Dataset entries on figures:
........
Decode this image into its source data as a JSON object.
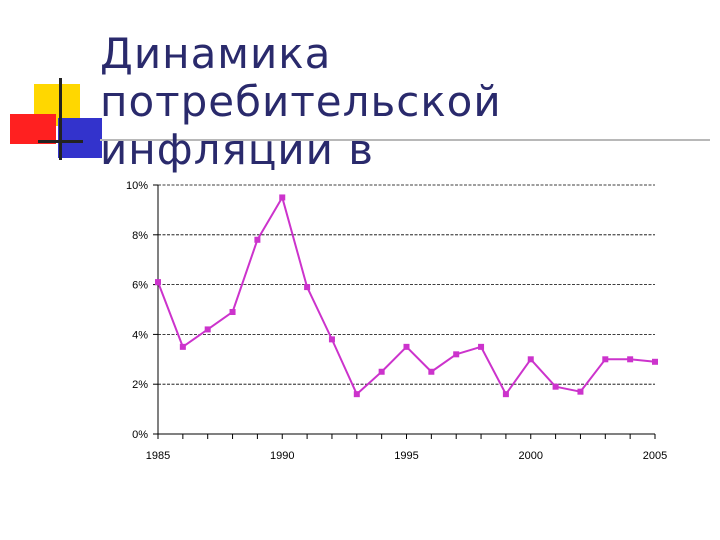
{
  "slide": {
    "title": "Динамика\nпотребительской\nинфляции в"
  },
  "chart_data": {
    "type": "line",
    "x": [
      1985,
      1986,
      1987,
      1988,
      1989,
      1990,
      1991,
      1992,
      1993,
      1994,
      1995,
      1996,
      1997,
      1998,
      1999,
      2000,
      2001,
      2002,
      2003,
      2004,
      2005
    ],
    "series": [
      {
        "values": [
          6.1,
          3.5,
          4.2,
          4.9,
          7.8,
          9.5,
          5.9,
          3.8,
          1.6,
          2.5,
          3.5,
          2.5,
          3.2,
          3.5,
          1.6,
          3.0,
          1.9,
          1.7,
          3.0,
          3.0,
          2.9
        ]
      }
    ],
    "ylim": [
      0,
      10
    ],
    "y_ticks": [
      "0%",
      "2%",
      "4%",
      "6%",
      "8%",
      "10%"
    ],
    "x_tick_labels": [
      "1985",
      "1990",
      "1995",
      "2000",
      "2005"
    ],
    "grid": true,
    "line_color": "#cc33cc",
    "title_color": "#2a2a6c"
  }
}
........
Could you repeat all of the material exactly? Pictures should not be copied.

Decode this image into its source data as a JSON object.
{
  "slide": {
    "title": "Динамика\nпотребительской\nинфляции в"
  },
  "chart_data": {
    "type": "line",
    "x": [
      1985,
      1986,
      1987,
      1988,
      1989,
      1990,
      1991,
      1992,
      1993,
      1994,
      1995,
      1996,
      1997,
      1998,
      1999,
      2000,
      2001,
      2002,
      2003,
      2004,
      2005
    ],
    "series": [
      {
        "values": [
          6.1,
          3.5,
          4.2,
          4.9,
          7.8,
          9.5,
          5.9,
          3.8,
          1.6,
          2.5,
          3.5,
          2.5,
          3.2,
          3.5,
          1.6,
          3.0,
          1.9,
          1.7,
          3.0,
          3.0,
          2.9
        ]
      }
    ],
    "ylim": [
      0,
      10
    ],
    "y_ticks": [
      "0%",
      "2%",
      "4%",
      "6%",
      "8%",
      "10%"
    ],
    "x_tick_labels": [
      "1985",
      "1990",
      "1995",
      "2000",
      "2005"
    ],
    "grid": true,
    "line_color": "#cc33cc",
    "title_color": "#2a2a6c"
  }
}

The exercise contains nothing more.